### Direction
Check every line of the material below for the string "액세서리를", and return the ones that have it.

### Extracted information
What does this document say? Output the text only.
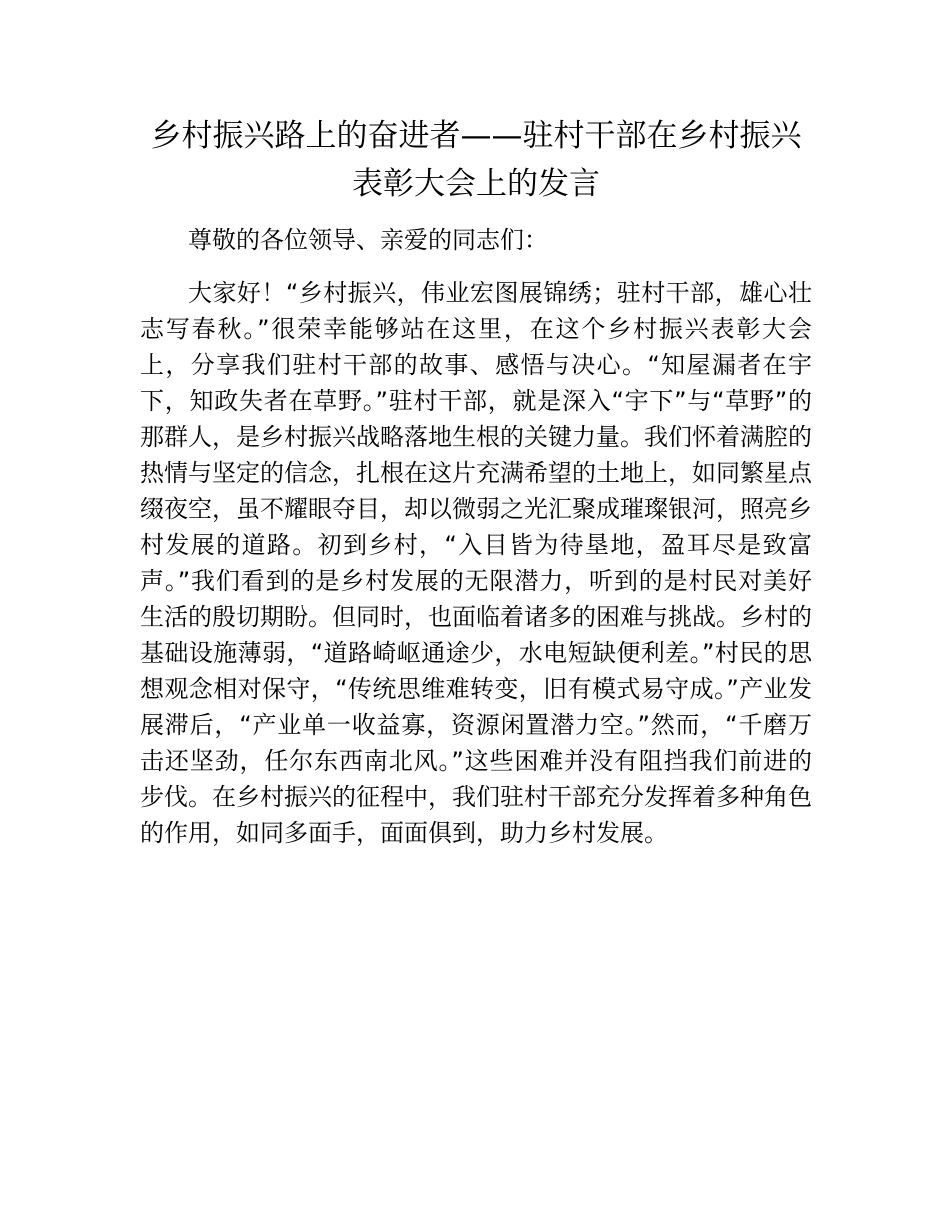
乡村振兴路上的奋进者——驻村干部在乡村振兴表彰大会上的发言

尊敬的各位领导、亲爱的同志们：

大家好！“乡村振兴，伟业宏图展锦绣；驻村干部，雄心壮志写春秋。”很荣幸能够站在这里，在这个乡村振兴表彰大会上，分享我们驻村干部的故事、感悟与决心。“知屋漏者在宇下，知政失者在草野。”驻村干部，就是深入“宇下”与“草野”的那群人，是乡村振兴战略落地生根的关键力量。我们怀着满腔的热情与坚定的信念，扎根在这片充满希望的土地上，如同繁星点缀夜空，虽不耀眼夺目，却以微弱之光汇聚成璀璨银河，照亮乡村发展的道路。初到乡村，“入目皆为待垦地，盈耳尽是致富声。”我们看到的是乡村发展的无限潜力，听到的是村民对美好生活的殷切期盼。但同时，也面临着诸多的困难与挑战。乡村的基础设施薄弱，“道路崎岖通途少，水电短缺便利差。”村民的思想观念相对保守，“传统思维难转变，旧有模式易守成。”产业发展滞后，“产业单一收益寡，资源闲置潜力空。”然而，“千磨万击还坚劲，任尔东西南北风。”这些困难并没有阻挡我们前进的步伐。在乡村振兴的征程中，我们驻村干部充分发挥着多种角色的作用，如同多面手，面面俱到，助力乡村发展。
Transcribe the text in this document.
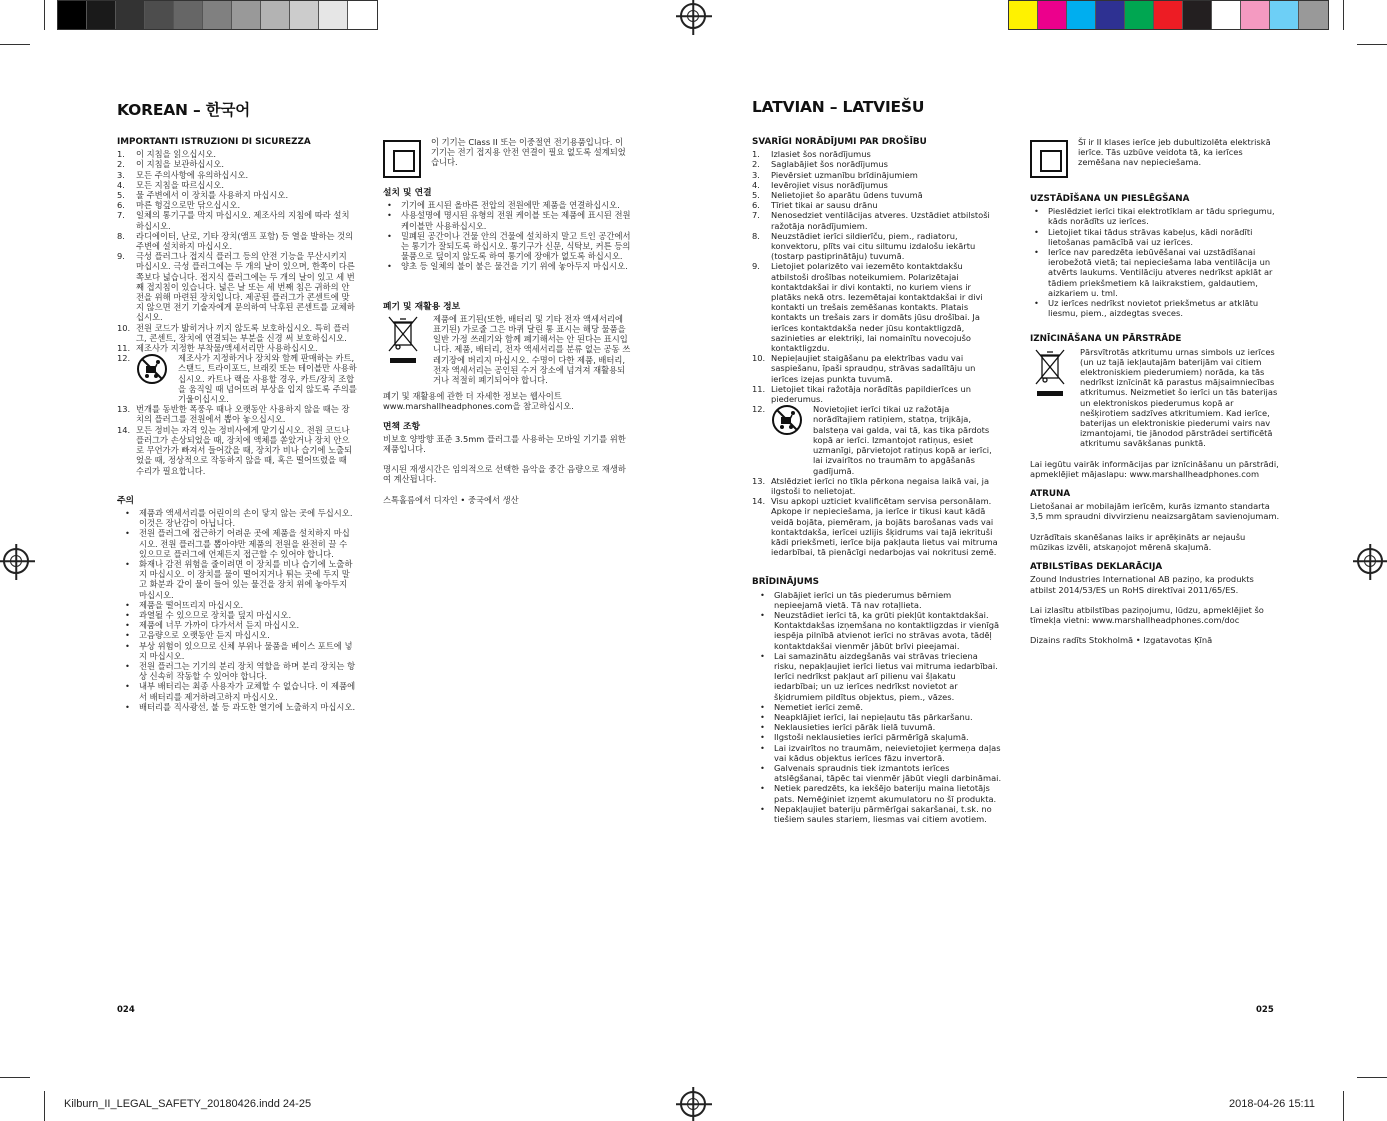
KOREAN – 한국어
IMPORTANTI ISTRUZIONI DI SICUREZZA
1.	이 지침을 읽으십시오.
2.	이 지침을 보관하십시오.
3.	모든 주의사항에 유의하십시오.
4.	모든 지침을 따르십시오.
5.	물 주변에서 이 장치를 사용하지 마십시오.
6.	마른 헝겊으로만 닦으십시오.
7.	일체의 통기구를 막지 마십시오. 제조사의 지침에 따라 설치하십시오.
8.	라디에이터, 난로, 기타 장치(앰프 포함) 등 열을 발하는 것의 주변에 설치하지 마십시오.
9.	극성 플러그나 접지식 플러그 등의 안전 기능을 무산시키지 마십시오. 극성 플러그에는 두 개의 날이 있으며, 한쪽이 다른 쪽보다 넓습니다. 접지식 플러그에는 두 개의 날이 있고 세 번째 접지침이 있습니다. 넓은 날 또는 세 번째 침은 귀하의 안전을 위해 마련된 장치입니다. 제공된 플러그가 콘센트에 맞지 않으면 전기 기술자에게 문의하여 낙후된 콘센트를 교체하십시오.
10. 전원 코드가 밟히거나 끼지 않도록 보호하십시오. 특히 플러그, 콘센트, 장치에 연결되는 부분을 신경 써 보호하십시오.
11. 제조사가 지정한 부착물/액세서리만 사용하십시오.
12.	제조사가 지정하거나 장치와 함께 판매하는 카트, 스탠드, 트라이포드, 브래킷 또는 테이블만 사용하십시오. 카트나 랙을 사용할 경우, 카트/장치 조합을 움직일 때 넘어뜨려 부상을 입지 않도록 주의를 기울이십시오.
13. 번개를 동반한 폭풍우 때나 오랫동안 사용하지 않을 때는 장치의 플러그를 전원에서 뽑아 놓으십시오.
14. 모든 정비는 자격 있는 정비사에게 맡기십시오. 전원 코드나 플러그가 손상되었을 때, 장치에 액체를 쏟았거나 장치 안으로 무언가가 빠져서 들어갔을 때, 장치가 비나 습기에 노출되었을 때, 정상적으로 작동하지 않을 때, 혹은 떨어뜨렸을 때 수리가 필요합니다.
주의
•	제품과 액세서리를 어린이의 손이 닿지 않는 곳에 두십시오. 이것은 장난감이 아닙니다.
•	전원 플러그에 접근하기 어려운 곳에 제품을 설치하지 마십시오. 전원 플러그를 뽑아야만 제품의 전원을 완전히 끌 수 있으므로 플러그에 언제든지 접근할 수 있어야 합니다.
•	화재나 감전 위험을 줄이려면 이 장치를 비나 습기에 노출하지 마십시오. 이 장치를 물이 떨어지거나 튀는 곳에 두지 말고 화분과 같이 물이 들어 있는 물건을 장치 위에 놓아두지 마십시오.
•	제품을 떨어뜨리지 마십시오.
•	과열될 수 있으므로 장치를 덮지 마십시오.
•	제품에 너무 가까이 다가서서 듣지 마십시오.
•	고음량으로 오랫동안 듣지 마십시오.
•	부상 위험이 있으므로 신체 부위나 물품을 베이스 포트에 넣지 마십시오.
•	전원 플러그는 기기의 분리 장치 역할을 하며 분리 장치는 항상 신속히 작동할 수 있어야 합니다.
•	내부 배터리는 최종 사용자가 교체할 수 없습니다. 이 제품에서 배터리를 제거하려고하지 마십시오.
•	배터리를 직사광선, 불 등 과도한 열기에 노출하지 마십시오.

이 기기는 Class II 또는 이중절연 전기용품입니다. 이 기기는 전기 접지용 안전 연결이 필요 없도록 설계되었습니다.

설치 및 연결
•	기기에 표시된 올바른 전압의 전원에만 제품을 연결하십시오.
•	사용설명에 명시된 유형의 전원 케이블 또는 제품에 표시된 전원 케이블만 사용하십시오.
•	밀폐된 공간이나 건물 안의 건물에 설치하지 말고 트인 공간에서는 통기가 잘되도록 하십시오. 통기구가 신문, 식탁보, 커튼 등의 물품으로 덮이지 않도록 하여 통기에 장애가 없도록 하십시오.
•	양초 등 일체의 불이 붙은 물건을 기기 위에 놓아두지 마십시오.
폐기 및 재활용 정보

제품에 표기된(또한, 배터리 및 기타 전자 액세서리에 표기된) 가로줄 그은 바퀴 달린 통 표시는 해당 물품을 일반 가정 쓰레기와 함께 폐기해서는 안 된다는 표시입니다. 제품, 배터리, 전자 액세서리를 분류 없는 공동 쓰레기장에 버리지 마십시오. 수명이 다한 제품, 배터리, 전자 액세서리는 공인된 수거 장소에 넘겨져 재활용되거나 적절히 폐기되어야 합니다.

폐기 및 재활용에 관한 더 자세한 정보는 웹사이트 www.marshallheadphones.com을 참고하십시오.

면책 조항

비보호 양방향 표준 3.5mm 플러그를 사용하는 모바일 기기를 위한 제품입니다.

명시된 재생시간은 임의적으로 선택한 음악을 중간 음량으로 재생하여 계산됩니다.

스톡홀름에서 디자인 • 중국에서 생산

024
LATVIAN – LATVIEŠU
SVARĪGI NORĀDĪJUMI PAR DROŠĪBU
1.	Izlasiet šos norādījumus
2.	Saglabājiet šos norādījumus
3.	Pievērsiet uzmanību brīdinājumiem
4.	Ievērojiet visus norādījumus
5.	Nelietojiet šo aparātu ūdens tuvumā
6.	Tīriet tikai ar sausu drānu
7.	Nenosedziet ventilācijas atveres. Uzstādiet atbilstoši ražotāja norādījumiem.
8.	Neuzstādiet ierīci sildierīču, piem., radiatoru, konvektoru, plīts vai citu siltumu izdalošu iekārtu (tostarp pastiprinātāju) tuvumā.
9.	Lietojiet polarizēto vai iezemēto kontaktdakšu atbilstoši drošības noteikumiem. Polarizētajai kontaktdakšai ir divi kontakti, no kuriem viens ir platāks nekā otrs. Iezemētajai kontaktdakšai ir divi kontakti un trešais zemēšanas kontakts. Platais kontakts un trešais zars ir domāts jūsu drošībai. Ja ierīces kontaktdakša neder jūsu kontaktligzdā, sazinieties ar elektriķi, lai nomainītu novecojušo kontaktligzdu.
10. Nepieļaujiet staigāšanu pa elektrības vadu vai saspiešanu, īpaši spraudņu, strāvas sadalītāju un ierīces izejas punkta tuvumā.
11. Lietojiet tikai ražotāja norādītās papildierīces un piederumus.
12.	Novietojiet ierīci tikai uz ražotāja norādītajiem ratiņiem, statņa, trijkāja, balsteņa vai galda, vai tā, kas tika pārdots kopā ar ierīci. Izmantojot ratiņus, esiet uzmanīgi, pārvietojot ratiņus kopā ar ierīci, lai izvairītos no traumām to apgāšanās gadījumā.
13. Atslēdziet ierīci no tīkla pērkona negaisa laikā vai, ja ilgstoši to nelietojat.
14. Visu apkopi uzticiet kvalificētam servisa personālam. Apkope ir nepieciešama, ja ierīce ir tikusi kaut kādā veidā bojāta, piemēram, ja bojāts barošanas vads vai kontaktdakša, ierīcei uzlijis šķidrums vai tajā iekrituši kādi priekšmeti, ierīce bija pakļauta lietus vai mitruma iedarbībai, tā pienācīgi nedarbojas vai nokritusi zemē.
BRĪDINĀJUMS
•	Glabājiet ierīci un tās piederumus bērniem nepieejamā vietā. Tā nav rotaļlieta.
•	Neuzstādiet ierīci tā, ka grūti piekļūt kontaktdakšai. Kontaktdakšas izņemšana no kontaktligzdas ir vienīgā iespēja pilnībā atvienot ierīci no strāvas avota, tādēļ kontaktdakšai vienmēr jābūt brīvi pieejamai.
•	Lai samazinātu aizdegšanās vai strāvas trieciena risku, nepakļaujiet ierīci lietus vai mitruma iedarbībai. Ierīci nedrīkst pakļaut arī pilienu vai šļakatu iedarbībai; un uz ierīces nedrīkst novietot ar šķidrumiem pildītus objektus, piem., vāzes.
•	Nemetiet ierīci zemē.
•	Neapklājiet ierīci, lai nepieļautu tās pārkaršanu.
•	Neklausieties ierīci pārāk lielā tuvumā.
•	Ilgstoši neklausieties ierīci pārmērīgā skaļumā.
•	Lai izvairītos no traumām, neievietojiet ķermeņa daļas vai kādus objektus ierīces fāzu invertorā.
•	Galvenais spraudnis tiek izmantots ierīces atslēgšanai, tāpēc tai vienmēr jābūt viegli darbināmai.
•	Netiek paredzēts, ka iekšējo bateriju maina lietotājs pats. Nemēģiniet izņemt akumulatoru no šī produkta.
•	Nepakļaujiet bateriju pārmērīgai sakaršanai, t.sk. no tiešiem saules stariem, liesmas vai citiem avotiem.

Šī ir II klases ierīce jeb dubultizolēta elektriskā ierīce. Tās uzbūve veidota tā, ka ierīces zemēšana nav nepieciešama.

UZSTĀDĪŠANA UN PIESLĒGŠANA
•	Pieslēdziet ierīci tikai elektrotīklam ar tādu spriegumu, kāds norādīts uz ierīces.
•	Lietojiet tikai tādus strāvas kabeļus, kādi norādīti lietošanas pamācībā vai uz ierīces.
•	Ierīce nav paredzēta iebūvēšanai vai uzstādīšanai ierobežotā vietā; tai nepieciešama laba ventilācija un atvērts laukums. Ventilāciju atveres nedrīkst apklāt ar tādiem priekšmetiem kā laikrakstiem, galdautiem, aizkariem u. tml.
•	Uz ierīces nedrīkst novietot priekšmetus ar atklātu liesmu, piem., aizdegtas sveces.
IZNĪCINĀŠANA UN PĀRSTRĀDE

Pārsvītrotās atkritumu urnas simbols uz ierīces (un uz tajā iekļautajām baterijām vai citiem elektroniskiem piederumiem) norāda, ka tās nedrīkst iznīcināt kā parastus mājsaimniecības atkritumus. Neizmetiet šo ierīci un tās baterijas un elektroniskos piederumus kopā ar nešķirotiem sadzīves atkritumiem. Kad ierīce, baterijas un elektroniskie piederumi vairs nav izmantojami, tie jānodod pārstrādei sertificētā atkritumu savākšanas punktā.

Lai iegūtu vairāk informācijas par iznīcināšanu un pārstrādi, apmeklējiet mājaslapu: www.marshallheadphones.com

ATRUNA

Lietošanai ar mobilajām ierīcēm, kurās izmanto standarta 3,5 mm spraudni divvirzienu neaizsargātam savienojumam.

Uzrādītais skanēšanas laiks ir aprēķināts ar nejaušu mūzikas izvēli, atskaņojot mērenā skaļumā.

ATBILSTĪBAS DEKLARĀCIJA

Zound Industries International AB paziņo, ka produkts atbilst 2014/53/ES un RoHS direktīvai 2011/65/ES.

Lai izlasītu atbilstības paziņojumu, lūdzu, apmeklējiet šo tīmekļa vietni: www.marshallheadphones.com/doc

Dizains radīts Stokholmā • Izgatavotas Ķīnā

025
Kilburn_II_LEGAL_SAFETY_20180426.indd 24-25	2018-04-26 15:11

### Result below
•	제품과 액세서리를 어린이의 손이 닿지 않는 곳에 두십시오. 이것은 장난감이 아닙니다.
제품에 표기된(또한, 배터리 및 기타 전자 액세서리에 표기된) 가로줄 그은 바퀴 달린 통 표시는 해당 물품을 일반 가정 쓰레기와 함께 폐기해서는 안 된다는 표시입니다. 제품, 배터리, 전자 액세서리를 분류 없는 공동 쓰레기장에 버리지 마십시오. 수명이 다한 제품, 배터리, 전자 액세서리는 공인된 수거 장소에 넘겨져 재활용되거나 적절히 폐기되어야 합니다.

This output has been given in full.